Using the material below, work out how many lines contain the word "variables". Reply with the number and nothing more.

Input material:
:::

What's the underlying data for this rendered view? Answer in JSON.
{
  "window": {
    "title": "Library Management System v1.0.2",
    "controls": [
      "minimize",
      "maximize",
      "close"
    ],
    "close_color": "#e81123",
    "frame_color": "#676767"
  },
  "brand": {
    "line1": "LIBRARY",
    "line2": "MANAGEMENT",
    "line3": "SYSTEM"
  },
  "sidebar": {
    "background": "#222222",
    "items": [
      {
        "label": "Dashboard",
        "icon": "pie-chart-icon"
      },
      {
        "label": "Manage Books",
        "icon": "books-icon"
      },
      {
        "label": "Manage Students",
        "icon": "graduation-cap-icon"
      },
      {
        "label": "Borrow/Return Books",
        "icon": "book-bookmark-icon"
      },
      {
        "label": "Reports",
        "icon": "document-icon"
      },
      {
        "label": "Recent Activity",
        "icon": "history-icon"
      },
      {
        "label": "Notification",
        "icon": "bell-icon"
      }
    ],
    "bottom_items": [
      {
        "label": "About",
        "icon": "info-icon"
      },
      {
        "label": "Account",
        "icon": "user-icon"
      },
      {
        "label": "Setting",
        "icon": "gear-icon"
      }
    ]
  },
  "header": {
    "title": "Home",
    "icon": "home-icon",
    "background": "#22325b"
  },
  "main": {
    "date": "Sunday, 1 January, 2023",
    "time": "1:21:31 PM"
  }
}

:::

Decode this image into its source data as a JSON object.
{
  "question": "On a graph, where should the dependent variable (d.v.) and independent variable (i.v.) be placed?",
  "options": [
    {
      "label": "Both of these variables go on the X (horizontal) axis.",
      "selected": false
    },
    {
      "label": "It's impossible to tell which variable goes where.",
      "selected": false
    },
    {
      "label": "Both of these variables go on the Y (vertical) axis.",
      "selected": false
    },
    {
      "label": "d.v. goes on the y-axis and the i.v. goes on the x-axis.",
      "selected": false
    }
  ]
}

:::

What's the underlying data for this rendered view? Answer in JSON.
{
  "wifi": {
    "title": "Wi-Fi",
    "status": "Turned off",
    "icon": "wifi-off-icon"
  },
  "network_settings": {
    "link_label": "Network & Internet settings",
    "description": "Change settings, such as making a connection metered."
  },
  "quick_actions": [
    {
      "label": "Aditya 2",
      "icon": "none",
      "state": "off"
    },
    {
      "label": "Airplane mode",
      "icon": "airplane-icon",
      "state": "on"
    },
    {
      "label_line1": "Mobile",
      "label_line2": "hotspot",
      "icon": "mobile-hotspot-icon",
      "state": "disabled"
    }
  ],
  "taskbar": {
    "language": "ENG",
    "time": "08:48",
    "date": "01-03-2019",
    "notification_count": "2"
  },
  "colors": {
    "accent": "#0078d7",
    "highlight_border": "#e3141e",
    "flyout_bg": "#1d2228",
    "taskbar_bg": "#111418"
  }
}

:::

The completed task:
2